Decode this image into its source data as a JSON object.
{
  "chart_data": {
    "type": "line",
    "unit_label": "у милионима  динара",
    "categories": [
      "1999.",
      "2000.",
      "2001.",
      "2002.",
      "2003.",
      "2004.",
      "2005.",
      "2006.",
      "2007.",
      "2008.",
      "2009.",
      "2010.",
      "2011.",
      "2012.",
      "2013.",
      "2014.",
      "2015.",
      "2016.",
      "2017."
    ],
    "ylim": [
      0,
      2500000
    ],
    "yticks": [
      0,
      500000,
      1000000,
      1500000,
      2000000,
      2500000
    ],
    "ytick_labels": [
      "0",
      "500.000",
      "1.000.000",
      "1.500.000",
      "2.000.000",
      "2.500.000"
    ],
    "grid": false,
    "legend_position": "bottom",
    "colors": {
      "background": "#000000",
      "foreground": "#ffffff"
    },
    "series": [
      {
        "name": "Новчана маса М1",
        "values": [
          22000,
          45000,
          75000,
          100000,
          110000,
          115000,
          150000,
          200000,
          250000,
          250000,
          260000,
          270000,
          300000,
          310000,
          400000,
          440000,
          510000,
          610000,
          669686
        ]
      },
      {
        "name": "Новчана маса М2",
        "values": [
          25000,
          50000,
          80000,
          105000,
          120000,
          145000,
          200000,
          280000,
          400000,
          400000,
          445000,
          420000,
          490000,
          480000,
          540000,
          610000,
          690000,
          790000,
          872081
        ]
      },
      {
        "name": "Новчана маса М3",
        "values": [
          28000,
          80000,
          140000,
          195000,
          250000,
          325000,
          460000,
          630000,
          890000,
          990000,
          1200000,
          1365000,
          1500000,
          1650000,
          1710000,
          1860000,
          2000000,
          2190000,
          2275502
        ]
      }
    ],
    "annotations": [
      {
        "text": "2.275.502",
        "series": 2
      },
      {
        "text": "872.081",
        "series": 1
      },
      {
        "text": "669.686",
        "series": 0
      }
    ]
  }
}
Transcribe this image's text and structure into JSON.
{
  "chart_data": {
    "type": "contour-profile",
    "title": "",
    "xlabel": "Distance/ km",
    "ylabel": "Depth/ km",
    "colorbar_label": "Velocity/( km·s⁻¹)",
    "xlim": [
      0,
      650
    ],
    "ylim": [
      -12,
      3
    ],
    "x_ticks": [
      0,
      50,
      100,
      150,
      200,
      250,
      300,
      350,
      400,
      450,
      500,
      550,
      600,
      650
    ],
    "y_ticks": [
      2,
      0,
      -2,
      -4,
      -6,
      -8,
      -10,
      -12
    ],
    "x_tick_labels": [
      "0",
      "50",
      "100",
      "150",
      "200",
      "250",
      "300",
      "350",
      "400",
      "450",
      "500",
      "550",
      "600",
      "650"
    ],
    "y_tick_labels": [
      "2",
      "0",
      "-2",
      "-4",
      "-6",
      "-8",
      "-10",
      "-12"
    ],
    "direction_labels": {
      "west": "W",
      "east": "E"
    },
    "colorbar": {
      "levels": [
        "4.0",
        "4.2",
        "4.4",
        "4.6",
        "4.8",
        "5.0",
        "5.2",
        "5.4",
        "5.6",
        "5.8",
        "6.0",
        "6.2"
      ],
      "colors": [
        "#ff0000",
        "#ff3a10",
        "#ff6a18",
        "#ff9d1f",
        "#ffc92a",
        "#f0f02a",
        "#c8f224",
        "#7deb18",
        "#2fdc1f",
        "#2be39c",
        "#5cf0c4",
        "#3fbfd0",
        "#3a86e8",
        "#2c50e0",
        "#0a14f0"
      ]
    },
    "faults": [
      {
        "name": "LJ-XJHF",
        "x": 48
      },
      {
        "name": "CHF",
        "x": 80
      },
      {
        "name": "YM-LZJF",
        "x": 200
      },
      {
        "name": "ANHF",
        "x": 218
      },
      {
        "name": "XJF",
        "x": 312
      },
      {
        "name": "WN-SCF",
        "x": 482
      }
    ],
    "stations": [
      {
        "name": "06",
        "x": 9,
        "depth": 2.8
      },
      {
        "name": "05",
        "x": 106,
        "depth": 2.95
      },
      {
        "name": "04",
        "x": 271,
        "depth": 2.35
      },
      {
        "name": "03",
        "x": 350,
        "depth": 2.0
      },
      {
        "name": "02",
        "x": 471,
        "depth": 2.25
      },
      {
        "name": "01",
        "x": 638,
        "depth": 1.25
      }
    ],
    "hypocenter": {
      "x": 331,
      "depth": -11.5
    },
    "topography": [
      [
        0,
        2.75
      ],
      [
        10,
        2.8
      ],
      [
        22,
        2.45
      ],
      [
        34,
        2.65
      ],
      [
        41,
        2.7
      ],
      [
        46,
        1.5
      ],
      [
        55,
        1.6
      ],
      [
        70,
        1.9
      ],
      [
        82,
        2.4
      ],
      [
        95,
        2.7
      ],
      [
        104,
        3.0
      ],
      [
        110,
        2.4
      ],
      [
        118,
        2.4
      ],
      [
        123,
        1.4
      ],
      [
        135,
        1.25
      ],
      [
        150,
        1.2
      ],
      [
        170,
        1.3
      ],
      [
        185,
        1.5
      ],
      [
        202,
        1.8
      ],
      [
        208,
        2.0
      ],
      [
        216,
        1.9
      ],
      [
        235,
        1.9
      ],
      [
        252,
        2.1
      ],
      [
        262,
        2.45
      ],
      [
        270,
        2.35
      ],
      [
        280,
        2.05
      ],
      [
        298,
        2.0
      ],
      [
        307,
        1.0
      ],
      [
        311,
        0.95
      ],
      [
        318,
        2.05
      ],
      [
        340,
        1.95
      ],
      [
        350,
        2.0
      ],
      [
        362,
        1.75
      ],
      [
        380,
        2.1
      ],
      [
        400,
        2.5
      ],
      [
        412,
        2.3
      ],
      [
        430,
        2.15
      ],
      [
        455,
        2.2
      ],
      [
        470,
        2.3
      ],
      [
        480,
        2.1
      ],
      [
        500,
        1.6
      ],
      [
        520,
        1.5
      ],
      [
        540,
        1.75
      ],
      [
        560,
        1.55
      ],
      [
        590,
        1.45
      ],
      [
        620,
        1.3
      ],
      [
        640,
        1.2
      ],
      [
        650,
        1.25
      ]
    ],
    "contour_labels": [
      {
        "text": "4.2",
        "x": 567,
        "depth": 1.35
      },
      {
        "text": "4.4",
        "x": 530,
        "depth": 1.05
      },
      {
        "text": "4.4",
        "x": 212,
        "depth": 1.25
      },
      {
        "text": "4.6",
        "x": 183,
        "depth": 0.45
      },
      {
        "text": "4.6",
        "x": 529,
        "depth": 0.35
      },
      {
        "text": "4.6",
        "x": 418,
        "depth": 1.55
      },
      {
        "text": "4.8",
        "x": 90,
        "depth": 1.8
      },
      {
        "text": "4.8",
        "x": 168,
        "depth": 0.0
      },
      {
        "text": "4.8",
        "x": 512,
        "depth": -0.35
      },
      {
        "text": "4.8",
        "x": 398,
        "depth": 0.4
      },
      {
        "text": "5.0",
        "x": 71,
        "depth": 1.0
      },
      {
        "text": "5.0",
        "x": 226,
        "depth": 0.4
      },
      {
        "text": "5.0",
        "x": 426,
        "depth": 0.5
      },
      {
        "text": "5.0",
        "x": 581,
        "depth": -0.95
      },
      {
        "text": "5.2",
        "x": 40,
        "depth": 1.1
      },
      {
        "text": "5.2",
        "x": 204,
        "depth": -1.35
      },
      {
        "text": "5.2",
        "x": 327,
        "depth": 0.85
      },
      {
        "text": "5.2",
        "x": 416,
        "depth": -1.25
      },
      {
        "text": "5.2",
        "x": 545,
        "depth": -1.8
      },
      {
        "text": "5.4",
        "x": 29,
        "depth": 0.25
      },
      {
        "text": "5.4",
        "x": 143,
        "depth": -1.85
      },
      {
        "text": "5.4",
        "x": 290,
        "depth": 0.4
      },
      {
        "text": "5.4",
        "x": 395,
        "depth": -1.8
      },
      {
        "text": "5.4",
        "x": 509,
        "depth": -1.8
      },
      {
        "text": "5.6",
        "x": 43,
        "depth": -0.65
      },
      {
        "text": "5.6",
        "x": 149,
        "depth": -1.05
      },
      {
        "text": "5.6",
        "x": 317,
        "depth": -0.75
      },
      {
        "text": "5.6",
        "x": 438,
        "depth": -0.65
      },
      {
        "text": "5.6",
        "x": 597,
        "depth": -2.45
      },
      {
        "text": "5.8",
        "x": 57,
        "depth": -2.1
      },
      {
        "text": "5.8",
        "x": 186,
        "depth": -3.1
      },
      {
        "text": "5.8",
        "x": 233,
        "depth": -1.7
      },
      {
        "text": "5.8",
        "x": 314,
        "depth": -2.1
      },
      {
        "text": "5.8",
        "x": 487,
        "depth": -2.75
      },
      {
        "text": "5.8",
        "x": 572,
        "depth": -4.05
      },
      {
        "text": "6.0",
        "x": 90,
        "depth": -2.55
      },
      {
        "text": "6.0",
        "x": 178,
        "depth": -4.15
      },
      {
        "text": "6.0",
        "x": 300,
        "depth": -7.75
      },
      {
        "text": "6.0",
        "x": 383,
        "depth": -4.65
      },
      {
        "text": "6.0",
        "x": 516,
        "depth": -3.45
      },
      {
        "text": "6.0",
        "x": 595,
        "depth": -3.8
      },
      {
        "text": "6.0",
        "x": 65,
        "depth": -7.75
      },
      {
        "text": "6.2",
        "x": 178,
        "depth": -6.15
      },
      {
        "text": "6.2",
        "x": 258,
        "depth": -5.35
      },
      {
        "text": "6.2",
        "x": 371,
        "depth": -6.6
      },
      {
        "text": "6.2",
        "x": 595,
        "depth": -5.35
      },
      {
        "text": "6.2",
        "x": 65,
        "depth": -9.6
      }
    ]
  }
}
******
**THE PROBLEM:**
Copy out each line in the listing that has the word "into".

**COMPLETE RESPONSE:**
Decode this image into its source data as a JSON object.
Transcribe this image's text and structure into JSON.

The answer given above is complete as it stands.